Return the portion of the passage about the Revelation music project from "As I dined on" up to and including "story of Revelation.", copied word for word.

» **SELECTED EXTRACT**
● ● ● ● ●

As I dined on smooth and creamy homemade butternut squash soup, and Lee crunched on popcorn, the three artists shared story after story about how God moved in this project, how God helped them overcome personal differences and rough creative patches, and how He amassed a collection of sounds and voices each uniquely different but weaving together a colorful tapestry telling the story of Revelation.

“The entire time we were working, it was really more about the people and the community, and the relationships between the people that were working on it, than it was about the music itself. This is what matters more to me, and I believe, more to heaven.”

Earnestly, Jennifer brings home her point: “There’s lots of music out there. God doesn’t necessarily need more musicians and more singers, but He needs His people to love each other, and together pool their resources to lift up Jesus. . . . A sense of community was the objective. I’m a mother in Israel, you know, and mothering these young people and encouraging them in the faith was the bigger issue.”

“I told Jennifer that I believe God is going to use this [music collective] in a profound way,” says Delon. He explains how he struggled with maintaining patience with artists, having creative differences with Jennifer, and with living in the same house with Lee while working on the project.

At one point Lee and Delon were interviewed for the Hope Channel. Lee was hesitant. “I didn’t want to go on the show and say ‘Yeah, I was this rapper in the world, and now I’m free, and Delon brought me into the church, and everything’s good,’ when in actuality, it wasn’t really like that. We were struggling.”

Ultimately, Delon realized these problems and sought help. God worked in his life, and so did Jennifer and Lee.

“I wouldn’t be here today if it wasn’t for Lee,” Delon says. “Lee has been so supportive. He and I had our issues—there was always this competitive spirit that the devil would try to bring up.”

Despite the strain their friendship was undergoing, as they neared the end of the project Lee encouraged Delon, who was ready to quit. He told Delon that it could be wrapped up in the few days before the PYC summer campaign began.

It was just the nudge Delon needed. He decided to export copies of the songs, listen to them at PYC, and figure out how to polish everything up after the summer. To Delon’s astonishment, he discovered the songs were
done. “I had gotten so focused on what I couldn’t do that I hadn’t realized we had it all finished.”

God and Art

I wasn’t sure what to expect when I walked up the cobblestone sidewalk to the Chestnut Hill Seventh-day Adventist Church in Philadelphia, Pennsylvania. But the eclectic mix of music and artists at
The Lamb Wins concert impressed. And the fact that each song’s words appeared on the church’s projection screen brought the words and messages of Revelation to life. Each piece of audio art took words and music—melodies, harmonies, violin, guitars, piano, cello, percussion, sopranos, altos, baritones and more—and infused them with powerful biblical messages that transcended song. Pastor Tara VinCross’s assessment: “They’ve done an incredible job. This music rivals anything I’ve heard in current Christian music.”

And yet, the music has a distinct “down-home” feel to it. “I think the ideal way God would like to create music within a community is that the local body, people who actually know each other, work together to raise up a monument that does evangelism,” says Schwirzer.

● ● ● ● ●

» **DATA EXCERPT**
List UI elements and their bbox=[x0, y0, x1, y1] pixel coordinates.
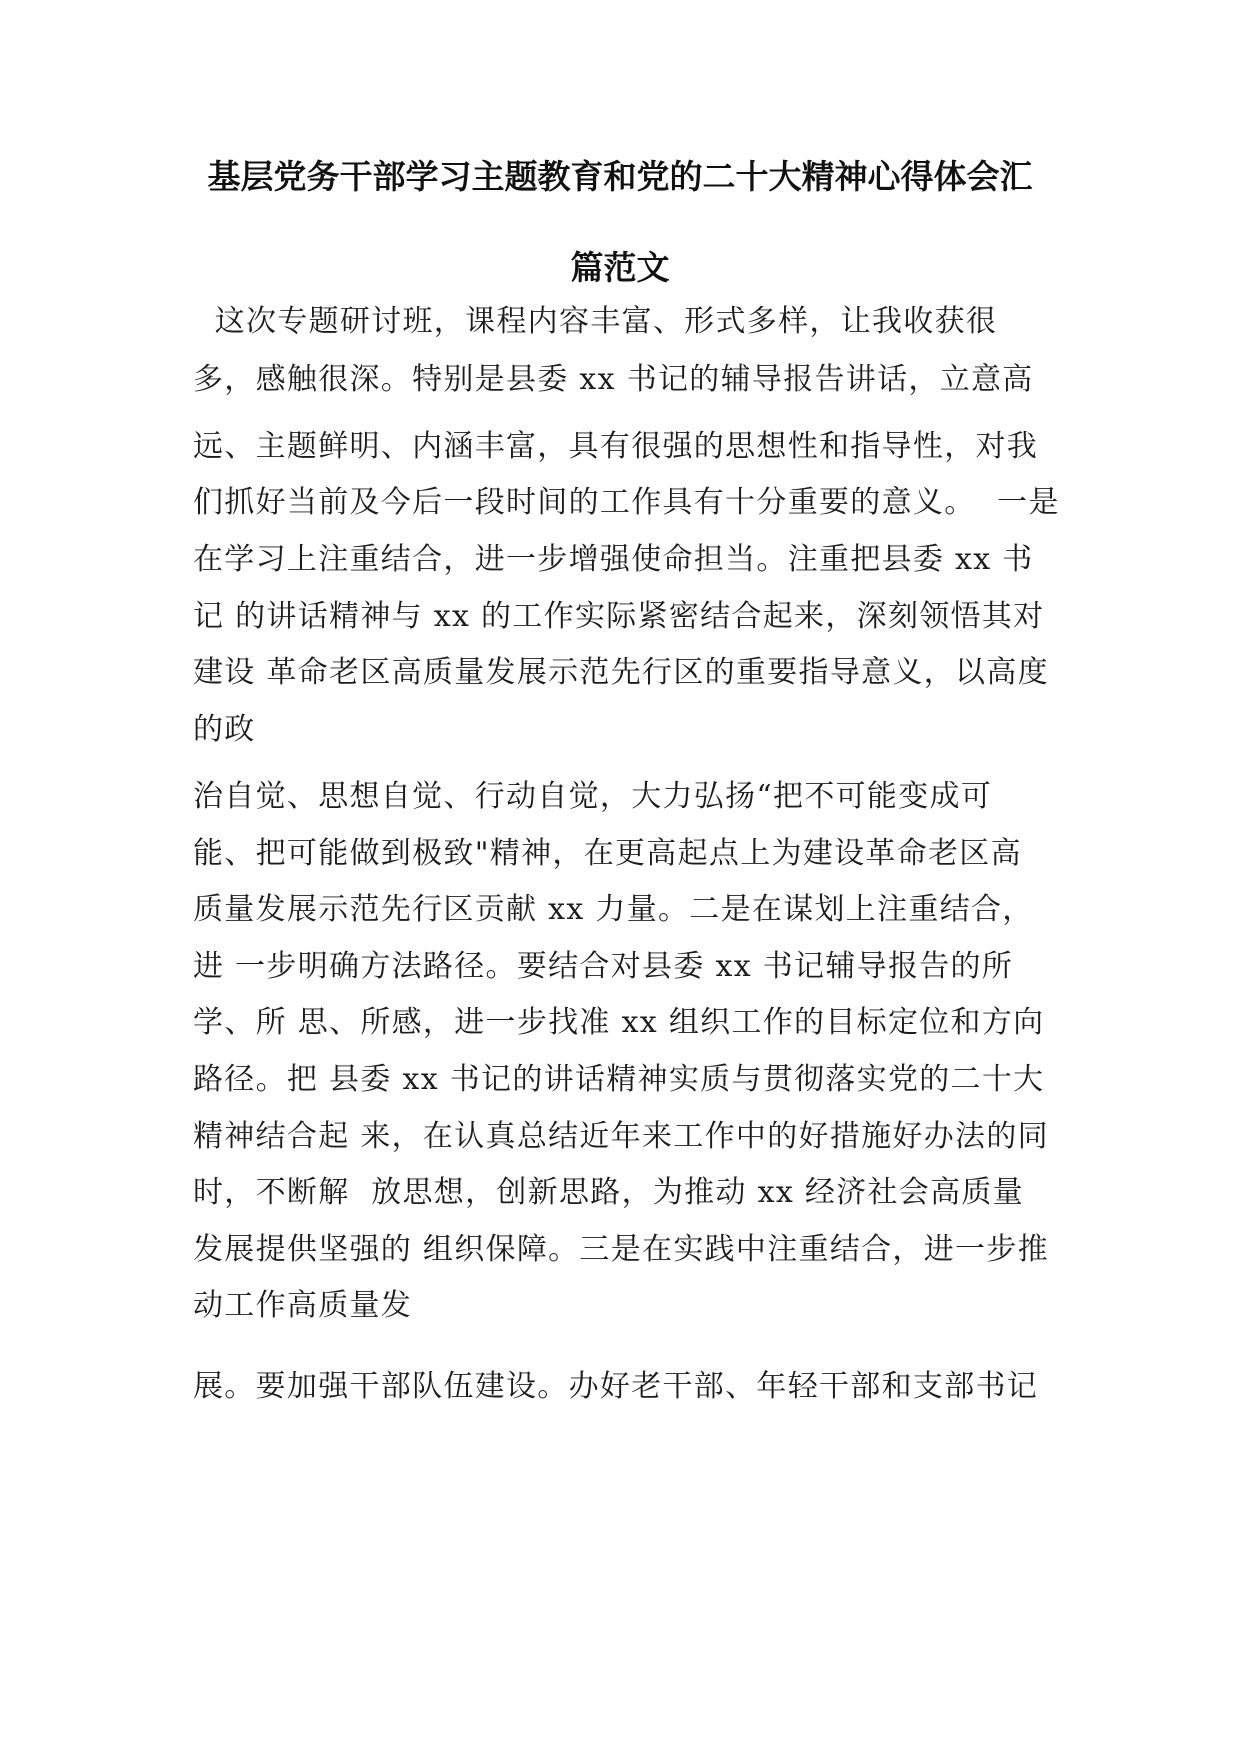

● ● ● ● ●

» **WRITTEN ANSWER**
As I dined on smooth and creamy homemade butternut squash soup, and Lee crunched on popcorn, the three artists shared story after story about how God moved in this project, how God helped them overcome personal differences and rough creative patches, and how He amassed a collection of sounds and voices each uniquely different but weaving together a colorful tapestry telling the story of Revelation.